__Instructions for the task__
Word for word, transcribe the lines below and drop the pictures.

__Information shown__

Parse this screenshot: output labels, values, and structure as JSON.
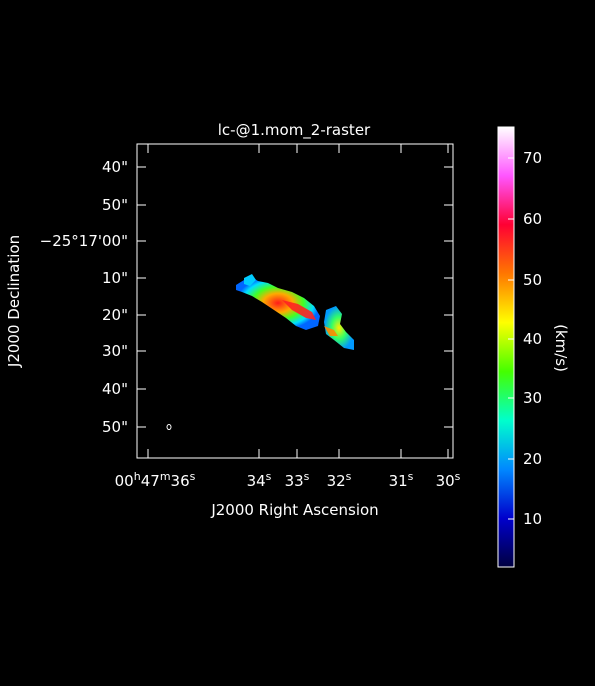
{
  "title": "lc-@1.mom_2-raster",
  "axes": {
    "xlabel": "J2000 Right Ascension",
    "ylabel": "J2000 Declination",
    "x_ticks": [
      {
        "main": "00",
        "sup1": "h",
        "mid": "47",
        "sup2": "m",
        "end": "36",
        "sup3": "s"
      },
      {
        "main": "34",
        "sup": "s"
      },
      {
        "main": "33",
        "sup": "s"
      },
      {
        "main": "32",
        "sup": "s"
      },
      {
        "main": "31",
        "sup": "s"
      },
      {
        "main": "30",
        "sup": "s"
      }
    ],
    "y_ticks": [
      {
        "text": "40\""
      },
      {
        "text": "50\""
      },
      {
        "text": "−25°17'00\""
      },
      {
        "text": "10\""
      },
      {
        "text": "20\""
      },
      {
        "text": "30\""
      },
      {
        "text": "40\""
      },
      {
        "text": "50\""
      }
    ]
  },
  "colorbar": {
    "label": "(km/s)",
    "ticks": [
      "70",
      "60",
      "50",
      "40",
      "30",
      "20",
      "10"
    ],
    "colormap": "rainbow",
    "stops": [
      "#ffffff",
      "#ff55ff",
      "#ff0033",
      "#ff7700",
      "#ffff00",
      "#44ff00",
      "#00ffcc",
      "#0088ff",
      "#0000cc",
      "#000040"
    ]
  }
}
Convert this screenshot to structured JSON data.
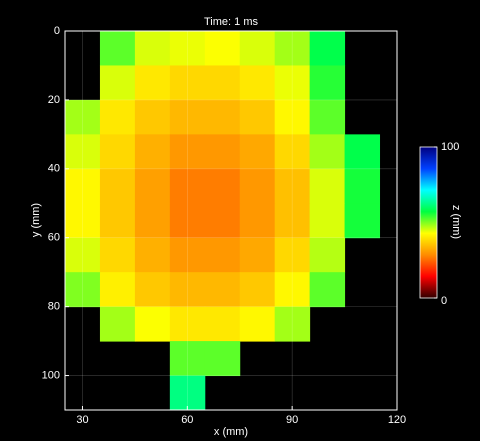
{
  "chart_data": {
    "type": "heatmap",
    "title": "Time: 1 ms",
    "xlabel": "x (mm)",
    "ylabel": "y (mm)",
    "x": [
      30,
      40,
      50,
      60,
      70,
      80,
      90,
      100,
      110
    ],
    "y": [
      5,
      15,
      25,
      35,
      45,
      55,
      65,
      75,
      85,
      95,
      105
    ],
    "z": [
      [
        null,
        52,
        45,
        44,
        43,
        45,
        48,
        58,
        null
      ],
      [
        null,
        45,
        40,
        38,
        38,
        40,
        44,
        55,
        null
      ],
      [
        48,
        40,
        36,
        34,
        34,
        36,
        42,
        52,
        null
      ],
      [
        45,
        38,
        33,
        30,
        30,
        32,
        38,
        48,
        58
      ],
      [
        42,
        36,
        31,
        27,
        27,
        30,
        35,
        45,
        56
      ],
      [
        42,
        36,
        31,
        27,
        27,
        30,
        35,
        45,
        56
      ],
      [
        45,
        38,
        33,
        30,
        30,
        32,
        38,
        47,
        null
      ],
      [
        50,
        41,
        36,
        34,
        34,
        36,
        42,
        52,
        null
      ],
      [
        null,
        48,
        43,
        40,
        40,
        42,
        48,
        null,
        null
      ],
      [
        null,
        null,
        null,
        52,
        52,
        null,
        null,
        null,
        null
      ],
      [
        null,
        null,
        null,
        62,
        null,
        null,
        null,
        null,
        null
      ]
    ],
    "xlim": [
      25,
      120
    ],
    "xticks": [
      30,
      60,
      90,
      120
    ],
    "ylim": [
      0,
      110
    ],
    "yticks": [
      0,
      20,
      40,
      60,
      80,
      100
    ],
    "y_reversed": true,
    "grid": true,
    "zlim": [
      0,
      100
    ],
    "zticks": [
      0,
      100
    ],
    "zlabel": "z (mm)",
    "colormap": [
      "#300000",
      "#ff0000",
      "#ff8c00",
      "#ffff00",
      "#00ff40",
      "#00ffff",
      "#0040ff",
      "#000080"
    ]
  }
}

__Result for this task__
Parse this screenshot: output labels, values, and structure as JSON.
{
  "title": "lc-@1.mom_2-raster",
  "axes": {
    "xlabel": "J2000 Right Ascension",
    "ylabel": "J2000 Declination",
    "x_ticks": [
      {
        "main": "00",
        "sup1": "h",
        "mid": "47",
        "sup2": "m",
        "end": "36",
        "sup3": "s"
      },
      {
        "main": "34",
        "sup": "s"
      },
      {
        "main": "33",
        "sup": "s"
      },
      {
        "main": "32",
        "sup": "s"
      },
      {
        "main": "31",
        "sup": "s"
      },
      {
        "main": "30",
        "sup": "s"
      }
    ],
    "y_ticks": [
      {
        "text": "40\""
      },
      {
        "text": "50\""
      },
      {
        "text": "−25°17'00\""
      },
      {
        "text": "10\""
      },
      {
        "text": "20\""
      },
      {
        "text": "30\""
      },
      {
        "text": "40\""
      },
      {
        "text": "50\""
      }
    ]
  },
  "colorbar": {
    "label": "(km/s)",
    "ticks": [
      "70",
      "60",
      "50",
      "40",
      "30",
      "20",
      "10"
    ],
    "colormap": "rainbow",
    "stops": [
      "#ffffff",
      "#ff55ff",
      "#ff0033",
      "#ff7700",
      "#ffff00",
      "#44ff00",
      "#00ffcc",
      "#0088ff",
      "#0000cc",
      "#000040"
    ]
  }
}
Convert this screenshot to structured JSON data.
{
  "chart_data": {
    "type": "heatmap",
    "title": "Time: 1 ms",
    "xlabel": "x (mm)",
    "ylabel": "y (mm)",
    "x": [
      30,
      40,
      50,
      60,
      70,
      80,
      90,
      100,
      110
    ],
    "y": [
      5,
      15,
      25,
      35,
      45,
      55,
      65,
      75,
      85,
      95,
      105
    ],
    "z": [
      [
        null,
        52,
        45,
        44,
        43,
        45,
        48,
        58,
        null
      ],
      [
        null,
        45,
        40,
        38,
        38,
        40,
        44,
        55,
        null
      ],
      [
        48,
        40,
        36,
        34,
        34,
        36,
        42,
        52,
        null
      ],
      [
        45,
        38,
        33,
        30,
        30,
        32,
        38,
        48,
        58
      ],
      [
        42,
        36,
        31,
        27,
        27,
        30,
        35,
        45,
        56
      ],
      [
        42,
        36,
        31,
        27,
        27,
        30,
        35,
        45,
        56
      ],
      [
        45,
        38,
        33,
        30,
        30,
        32,
        38,
        47,
        null
      ],
      [
        50,
        41,
        36,
        34,
        34,
        36,
        42,
        52,
        null
      ],
      [
        null,
        48,
        43,
        40,
        40,
        42,
        48,
        null,
        null
      ],
      [
        null,
        null,
        null,
        52,
        52,
        null,
        null,
        null,
        null
      ],
      [
        null,
        null,
        null,
        62,
        null,
        null,
        null,
        null,
        null
      ]
    ],
    "xlim": [
      25,
      120
    ],
    "xticks": [
      30,
      60,
      90,
      120
    ],
    "ylim": [
      0,
      110
    ],
    "yticks": [
      0,
      20,
      40,
      60,
      80,
      100
    ],
    "y_reversed": true,
    "grid": true,
    "zlim": [
      0,
      100
    ],
    "zticks": [
      0,
      100
    ],
    "zlabel": "z (mm)",
    "colormap": [
      "#300000",
      "#ff0000",
      "#ff8c00",
      "#ffff00",
      "#00ff40",
      "#00ffff",
      "#0040ff",
      "#000080"
    ]
  }
}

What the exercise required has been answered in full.